Records from a collection of figures
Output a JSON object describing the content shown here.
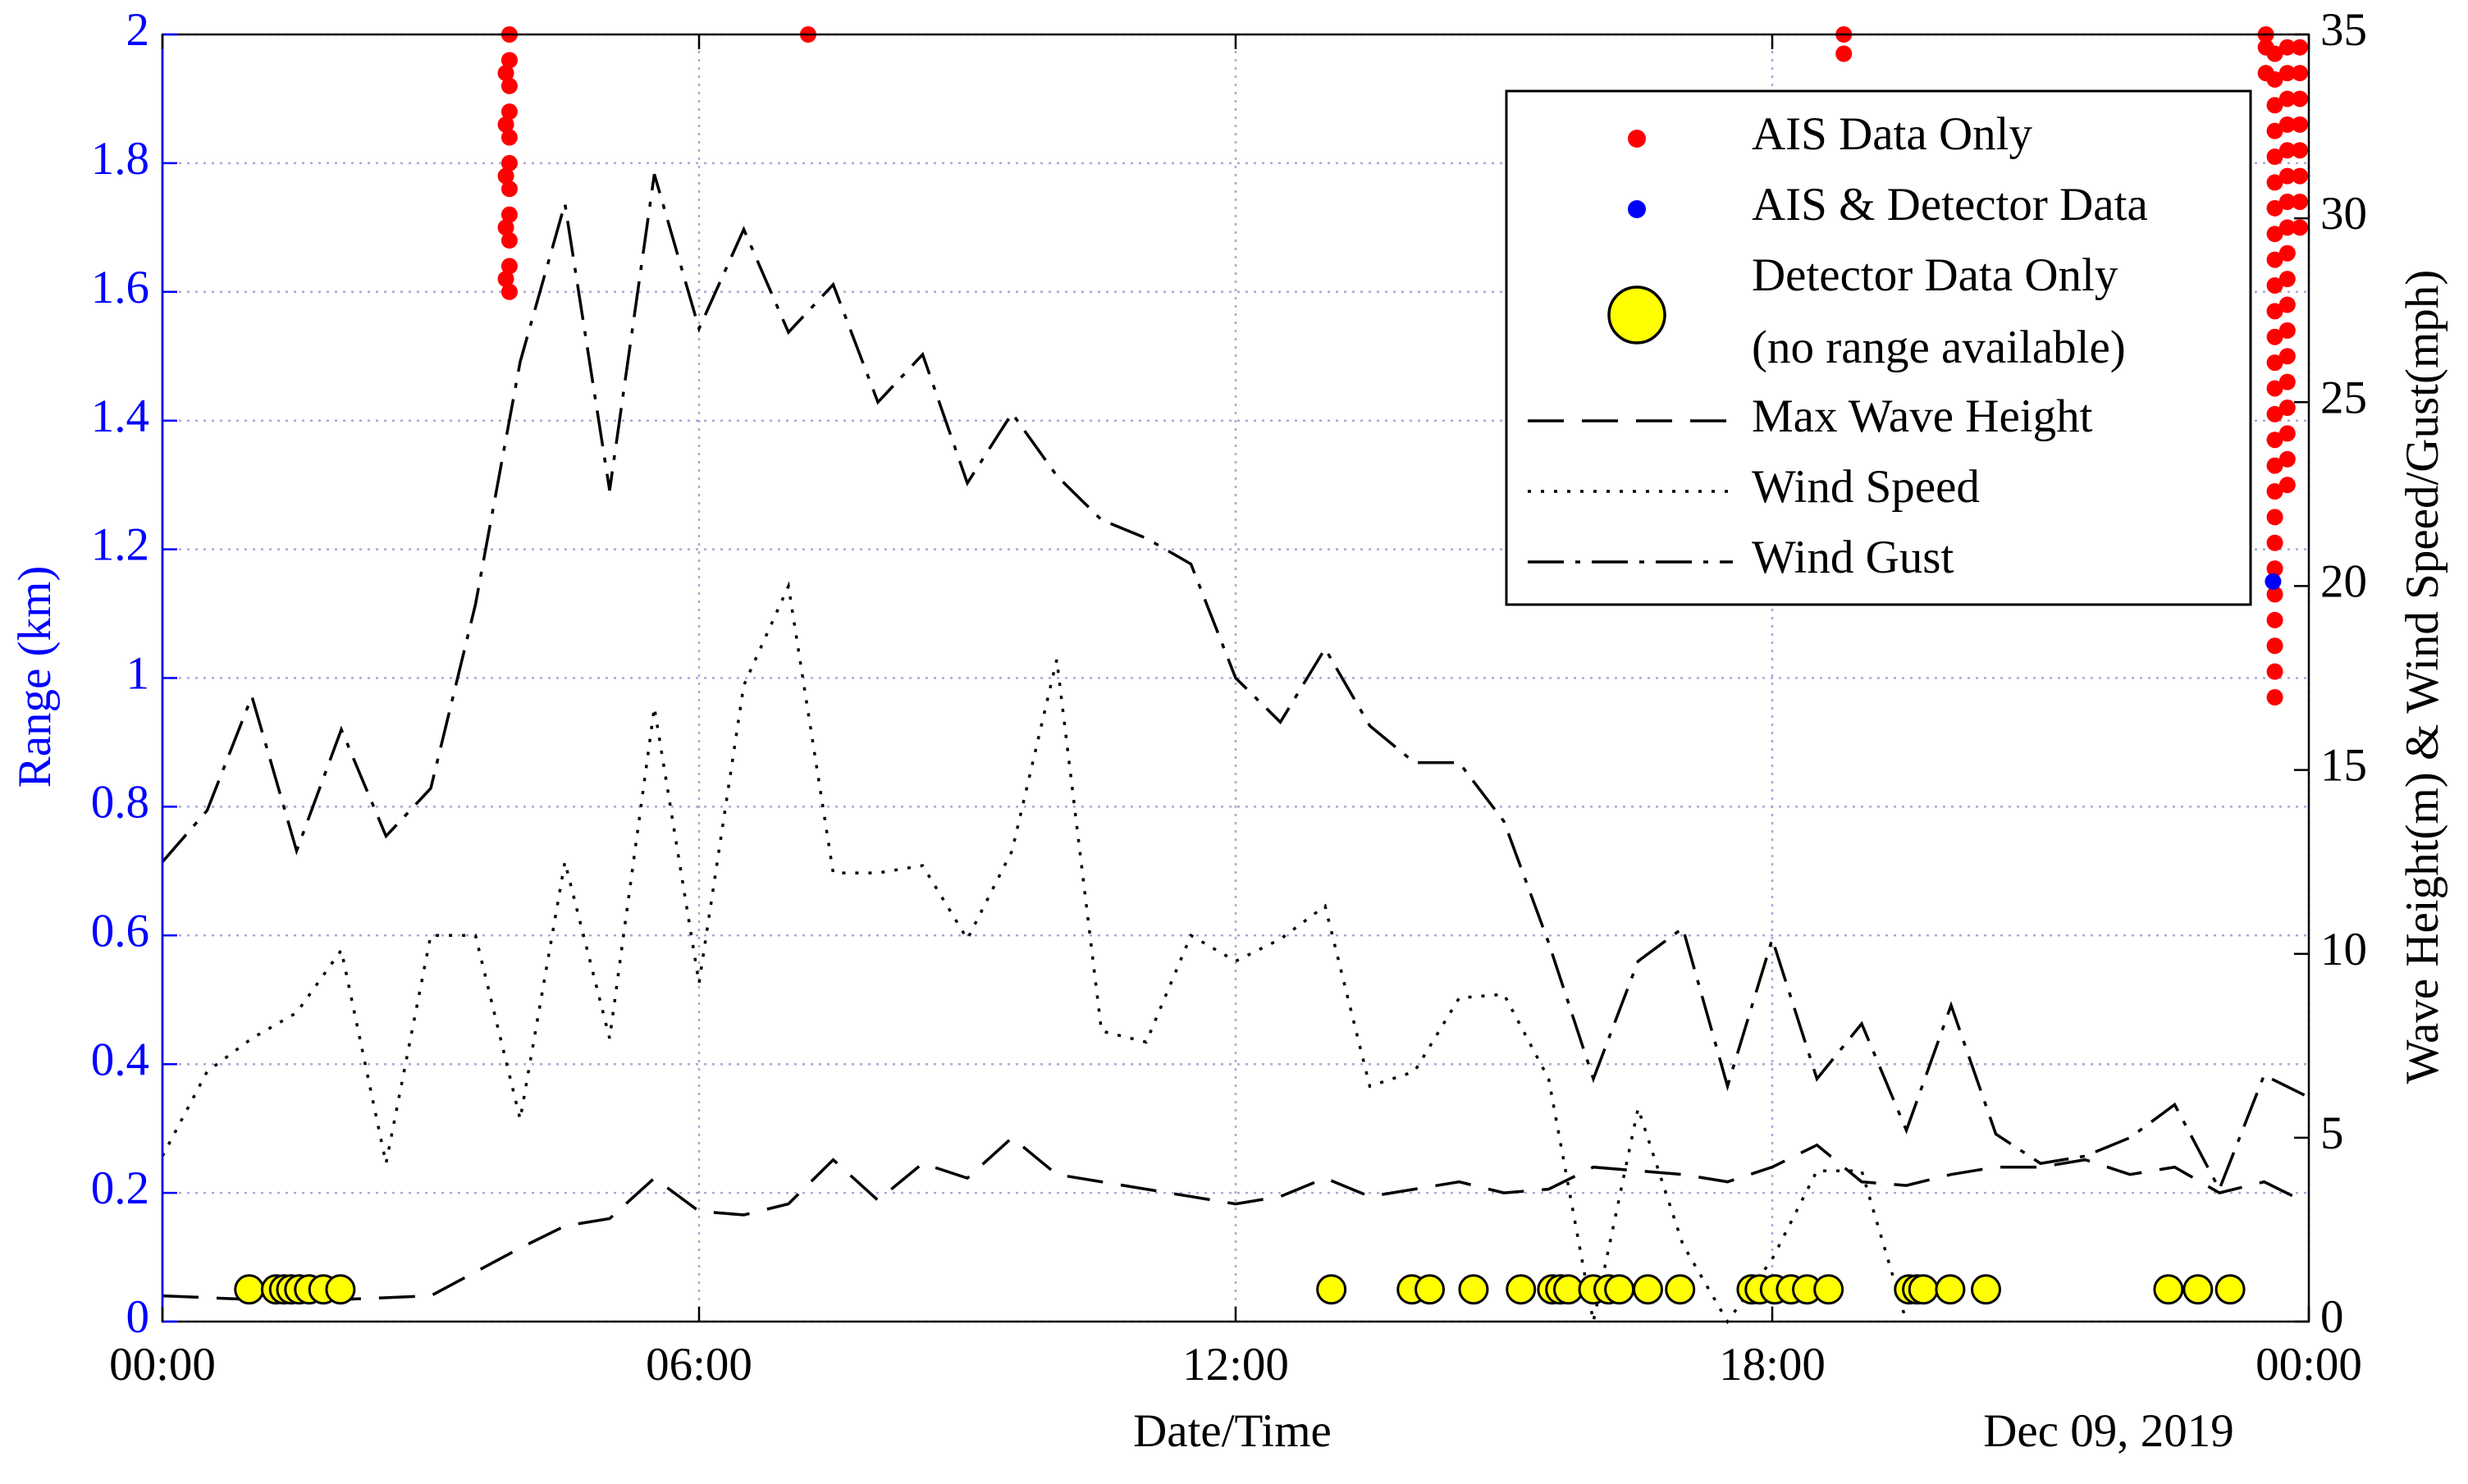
{
  "chart_data": {
    "type": "line",
    "xlabel": "Date/Time",
    "date_note": "Dec 09, 2019",
    "ylabel": "Range (km)",
    "y2label": "Wave Height(m) & Wind Speed/Gust(mph)",
    "xlim": [
      0,
      24
    ],
    "xticks": [
      {
        "value": 0,
        "label": "00:00"
      },
      {
        "value": 6,
        "label": "06:00"
      },
      {
        "value": 12,
        "label": "12:00"
      },
      {
        "value": 18,
        "label": "18:00"
      },
      {
        "value": 24,
        "label": "00:00"
      }
    ],
    "ylim": [
      0,
      2
    ],
    "yticks": [
      0,
      0.2,
      0.4,
      0.6,
      0.8,
      1,
      1.2,
      1.4,
      1.6,
      1.8,
      2
    ],
    "y2lim": [
      0,
      35
    ],
    "y2ticks": [
      0,
      5,
      10,
      15,
      20,
      25,
      30,
      35
    ],
    "grid": true,
    "legend": "upper right",
    "series": [
      {
        "name": "AIS Data Only",
        "type": "scatter",
        "color": "#ff0000",
        "x": [
          3.88,
          3.88,
          3.88,
          3.88,
          3.88,
          3.88,
          3.88,
          3.88,
          3.88,
          3.88,
          3.88,
          3.84,
          3.84,
          3.84,
          3.84,
          3.84,
          7.22,
          18.8,
          18.8,
          23.52,
          23.52,
          23.52,
          23.62,
          23.62,
          23.62,
          23.62,
          23.62,
          23.62,
          23.62,
          23.62,
          23.62,
          23.62,
          23.62,
          23.62,
          23.62,
          23.62,
          23.62,
          23.62,
          23.62,
          23.62,
          23.62,
          23.62,
          23.62,
          23.62,
          23.62,
          23.62,
          23.62,
          23.62,
          23.76,
          23.76,
          23.76,
          23.76,
          23.76,
          23.76,
          23.76,
          23.76,
          23.76,
          23.76,
          23.76,
          23.76,
          23.76,
          23.76,
          23.76,
          23.76,
          23.76,
          23.76,
          23.9,
          23.9,
          23.9,
          23.9,
          23.9,
          23.9,
          23.9,
          23.9
        ],
        "values": [
          1.6,
          1.64,
          1.68,
          1.72,
          1.76,
          1.8,
          1.84,
          1.88,
          1.92,
          1.96,
          2.0,
          1.62,
          1.7,
          1.78,
          1.86,
          1.94,
          2.0,
          1.97,
          2.0,
          1.94,
          1.98,
          2.0,
          0.97,
          1.01,
          1.05,
          1.09,
          1.13,
          1.17,
          1.21,
          1.25,
          1.29,
          1.33,
          1.37,
          1.41,
          1.45,
          1.49,
          1.53,
          1.57,
          1.61,
          1.65,
          1.69,
          1.73,
          1.77,
          1.81,
          1.85,
          1.89,
          1.93,
          1.97,
          1.3,
          1.34,
          1.38,
          1.42,
          1.46,
          1.5,
          1.54,
          1.58,
          1.62,
          1.66,
          1.7,
          1.74,
          1.78,
          1.82,
          1.86,
          1.9,
          1.94,
          1.98,
          1.7,
          1.74,
          1.78,
          1.82,
          1.86,
          1.9,
          1.94,
          1.98
        ]
      },
      {
        "name": "AIS & Detector Data",
        "type": "scatter",
        "color": "#0000ff",
        "x": [
          23.6
        ],
        "values": [
          1.15
        ]
      },
      {
        "name": "Detector Data Only",
        "note": "(no range available)",
        "type": "circles",
        "color": "#ffff00",
        "x": [
          0.97,
          1.27,
          1.36,
          1.44,
          1.53,
          1.64,
          1.8,
          1.99,
          13.07,
          13.97,
          14.17,
          14.66,
          15.19,
          15.54,
          15.63,
          15.72,
          16.0,
          16.17,
          16.29,
          16.61,
          16.97,
          17.77,
          17.86,
          18.03,
          18.21,
          18.39,
          18.63,
          19.53,
          19.62,
          19.69,
          19.99,
          20.39,
          22.43,
          22.76,
          23.12
        ],
        "values": [
          0.05,
          0.05,
          0.05,
          0.05,
          0.05,
          0.05,
          0.05,
          0.05,
          0.05,
          0.05,
          0.05,
          0.05,
          0.05,
          0.05,
          0.05,
          0.05,
          0.05,
          0.05,
          0.05,
          0.05,
          0.05,
          0.05,
          0.05,
          0.05,
          0.05,
          0.05,
          0.05,
          0.05,
          0.05,
          0.05,
          0.05,
          0.05,
          0.05,
          0.05,
          0.05
        ]
      },
      {
        "name": "Max Wave Height",
        "type": "line",
        "dash": "long-dash",
        "color": "#000000",
        "axis": "y2",
        "x": [
          0,
          1,
          2,
          3,
          4,
          4.5,
          5,
          5.5,
          6,
          6.5,
          7,
          7.5,
          8,
          8.5,
          9,
          9.5,
          10,
          10.5,
          11,
          11.5,
          12,
          12.5,
          13,
          13.5,
          14,
          14.5,
          15,
          15.5,
          16,
          16.5,
          17,
          17.5,
          18,
          18.5,
          19,
          19.5,
          20,
          20.5,
          21,
          21.5,
          22,
          22.5,
          23,
          23.5,
          24
        ],
        "values": [
          0.7,
          0.6,
          0.6,
          0.7,
          2.0,
          2.6,
          2.8,
          3.9,
          3.0,
          2.9,
          3.2,
          4.4,
          3.3,
          4.3,
          3.9,
          5.0,
          4.0,
          3.8,
          3.6,
          3.4,
          3.2,
          3.4,
          3.9,
          3.4,
          3.6,
          3.8,
          3.5,
          3.6,
          4.2,
          4.1,
          4.0,
          3.8,
          4.2,
          4.8,
          3.8,
          3.7,
          4.0,
          4.2,
          4.2,
          4.4,
          4.0,
          4.2,
          3.5,
          3.8,
          3.2
        ]
      },
      {
        "name": "Wind Speed",
        "type": "line",
        "dash": "dot",
        "color": "#000000",
        "axis": "y2",
        "x": [
          0,
          0.5,
          1,
          1.5,
          2,
          2.5,
          3,
          3.5,
          4,
          4.5,
          5,
          5.5,
          6,
          6.5,
          7,
          7.5,
          8,
          8.5,
          9,
          9.5,
          10,
          10.5,
          11,
          11.5,
          12,
          12.5,
          13,
          13.5,
          14,
          14.5,
          15,
          15.5,
          16,
          16.5,
          17,
          17.5,
          18,
          18.5,
          19,
          19.5
        ],
        "values": [
          4.5,
          6.8,
          7.7,
          8.4,
          10.1,
          4.3,
          10.5,
          10.5,
          5.5,
          12.5,
          7.7,
          16.7,
          9.2,
          17.3,
          20.0,
          12.2,
          12.2,
          12.4,
          10.4,
          12.8,
          18.0,
          7.9,
          7.6,
          10.5,
          9.8,
          10.4,
          11.3,
          6.4,
          6.8,
          8.8,
          8.9,
          6.6,
          0,
          5.8,
          2.1,
          0,
          1.7,
          4.1,
          4.1,
          0
        ]
      },
      {
        "name": "Wind Gust",
        "type": "line",
        "dash": "dash-dot",
        "color": "#000000",
        "axis": "y2",
        "x": [
          0,
          0.5,
          1,
          1.5,
          2,
          2.5,
          3,
          3.5,
          4,
          4.5,
          5,
          5.5,
          6,
          6.5,
          7,
          7.5,
          8,
          8.5,
          9,
          9.5,
          10,
          10.5,
          11,
          11.5,
          12,
          12.5,
          13,
          13.5,
          14,
          14.5,
          15,
          15.5,
          16,
          16.5,
          17,
          17.5,
          18,
          18.5,
          19,
          19.5,
          20,
          20.5,
          21,
          21.5,
          22,
          22.5,
          23,
          23.5,
          24
        ],
        "values": [
          12.5,
          13.9,
          17.0,
          12.8,
          16.1,
          13.2,
          14.5,
          19.5,
          26.1,
          30.4,
          22.6,
          31.2,
          27.0,
          29.7,
          26.9,
          28.2,
          25.0,
          26.3,
          22.8,
          24.7,
          23.0,
          21.8,
          21.3,
          20.6,
          17.5,
          16.3,
          18.3,
          16.2,
          15.2,
          15.2,
          13.6,
          10.3,
          6.6,
          9.8,
          10.7,
          6.4,
          10.4,
          6.6,
          8.1,
          5.2,
          8.6,
          5.1,
          4.3,
          4.5,
          5.0,
          5.9,
          3.6,
          6.7,
          6.1
        ]
      }
    ]
  }
}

**Task**
Lines that hold the word "dash" are the ones to return, every one of them.

**Output for this exercise**
        "dash": "long-dash",
        "dash": "dot",
        "dash": "dash-dot",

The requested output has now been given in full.